Set task - Copy out each line below that has the word "Ausland" in it.

Listed records -
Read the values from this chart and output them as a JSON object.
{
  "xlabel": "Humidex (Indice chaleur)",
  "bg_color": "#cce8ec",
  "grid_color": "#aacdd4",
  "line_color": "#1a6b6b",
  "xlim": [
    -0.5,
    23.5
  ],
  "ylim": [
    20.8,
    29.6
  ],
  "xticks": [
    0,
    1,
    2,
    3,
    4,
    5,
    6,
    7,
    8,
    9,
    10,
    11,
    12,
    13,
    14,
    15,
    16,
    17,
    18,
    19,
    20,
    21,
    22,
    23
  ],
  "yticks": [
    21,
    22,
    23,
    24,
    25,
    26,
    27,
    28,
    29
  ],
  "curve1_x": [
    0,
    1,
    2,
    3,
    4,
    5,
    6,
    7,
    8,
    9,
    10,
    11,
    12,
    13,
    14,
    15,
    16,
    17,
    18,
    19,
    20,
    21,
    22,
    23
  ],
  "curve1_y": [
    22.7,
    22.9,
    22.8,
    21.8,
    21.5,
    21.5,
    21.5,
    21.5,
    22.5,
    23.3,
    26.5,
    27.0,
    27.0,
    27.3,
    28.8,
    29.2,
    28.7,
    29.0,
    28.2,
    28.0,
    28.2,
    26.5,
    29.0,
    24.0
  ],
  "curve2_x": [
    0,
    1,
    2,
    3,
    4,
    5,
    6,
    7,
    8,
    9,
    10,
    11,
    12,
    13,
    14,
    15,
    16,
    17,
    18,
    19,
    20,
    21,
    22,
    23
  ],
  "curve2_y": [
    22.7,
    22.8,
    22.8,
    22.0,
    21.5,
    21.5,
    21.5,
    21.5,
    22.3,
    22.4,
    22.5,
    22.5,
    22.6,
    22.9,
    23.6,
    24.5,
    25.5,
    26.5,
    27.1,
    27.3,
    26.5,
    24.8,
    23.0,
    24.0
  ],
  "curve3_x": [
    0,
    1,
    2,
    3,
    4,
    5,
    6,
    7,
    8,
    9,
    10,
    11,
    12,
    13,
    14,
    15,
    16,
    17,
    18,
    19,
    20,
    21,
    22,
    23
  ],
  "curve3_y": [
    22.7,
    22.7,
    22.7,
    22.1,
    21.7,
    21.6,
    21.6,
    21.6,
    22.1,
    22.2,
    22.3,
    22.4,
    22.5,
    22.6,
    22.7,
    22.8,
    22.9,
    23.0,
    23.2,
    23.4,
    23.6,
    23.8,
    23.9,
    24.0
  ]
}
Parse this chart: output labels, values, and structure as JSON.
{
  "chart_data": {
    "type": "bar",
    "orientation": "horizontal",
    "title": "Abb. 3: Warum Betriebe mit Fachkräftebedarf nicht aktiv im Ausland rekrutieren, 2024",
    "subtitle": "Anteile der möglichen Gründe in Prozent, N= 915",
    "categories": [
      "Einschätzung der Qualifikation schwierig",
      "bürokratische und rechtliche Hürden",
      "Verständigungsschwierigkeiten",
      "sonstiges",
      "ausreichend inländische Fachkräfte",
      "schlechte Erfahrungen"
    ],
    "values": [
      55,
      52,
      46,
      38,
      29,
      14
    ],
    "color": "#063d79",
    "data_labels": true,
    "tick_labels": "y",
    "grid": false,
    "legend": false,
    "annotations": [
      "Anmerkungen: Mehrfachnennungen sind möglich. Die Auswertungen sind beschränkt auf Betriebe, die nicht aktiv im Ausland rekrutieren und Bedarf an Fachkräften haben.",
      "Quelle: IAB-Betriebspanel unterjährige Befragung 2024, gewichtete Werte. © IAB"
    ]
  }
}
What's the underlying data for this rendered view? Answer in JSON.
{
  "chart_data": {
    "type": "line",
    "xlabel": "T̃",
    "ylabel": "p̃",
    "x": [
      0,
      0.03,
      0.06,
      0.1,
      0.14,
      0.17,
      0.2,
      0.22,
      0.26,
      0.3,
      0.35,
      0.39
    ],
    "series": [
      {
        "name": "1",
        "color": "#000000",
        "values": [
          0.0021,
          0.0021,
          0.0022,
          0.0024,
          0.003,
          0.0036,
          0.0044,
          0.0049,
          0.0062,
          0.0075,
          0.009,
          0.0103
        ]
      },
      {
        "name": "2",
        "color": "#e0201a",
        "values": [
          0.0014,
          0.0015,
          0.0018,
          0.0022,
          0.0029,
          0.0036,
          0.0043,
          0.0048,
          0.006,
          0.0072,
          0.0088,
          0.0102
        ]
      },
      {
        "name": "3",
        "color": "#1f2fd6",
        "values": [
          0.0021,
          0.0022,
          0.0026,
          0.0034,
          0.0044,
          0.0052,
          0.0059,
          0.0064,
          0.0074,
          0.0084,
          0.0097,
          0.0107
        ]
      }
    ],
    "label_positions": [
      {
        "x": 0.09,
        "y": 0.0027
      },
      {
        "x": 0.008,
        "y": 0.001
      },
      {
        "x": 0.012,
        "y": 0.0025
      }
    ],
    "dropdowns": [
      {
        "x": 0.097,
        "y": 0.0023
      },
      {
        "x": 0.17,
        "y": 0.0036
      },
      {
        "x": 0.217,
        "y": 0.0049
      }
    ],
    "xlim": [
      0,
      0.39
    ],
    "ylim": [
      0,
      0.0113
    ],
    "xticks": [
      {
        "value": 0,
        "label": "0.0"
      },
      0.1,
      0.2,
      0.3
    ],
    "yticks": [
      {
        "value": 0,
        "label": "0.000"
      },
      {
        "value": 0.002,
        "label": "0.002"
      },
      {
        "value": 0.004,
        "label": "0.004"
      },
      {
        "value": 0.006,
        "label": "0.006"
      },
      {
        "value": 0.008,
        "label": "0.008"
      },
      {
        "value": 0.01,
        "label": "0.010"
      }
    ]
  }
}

Solution below -
    "title": "Abb. 3: Warum Betriebe mit Fachkräftebedarf nicht aktiv im Ausland rekrutieren, 2024",
      "Anmerkungen: Mehrfachnennungen sind möglich. Die Auswertungen sind beschränkt auf Betriebe, die nicht aktiv im Ausland rekrutieren und Bedarf an Fachkräften haben.",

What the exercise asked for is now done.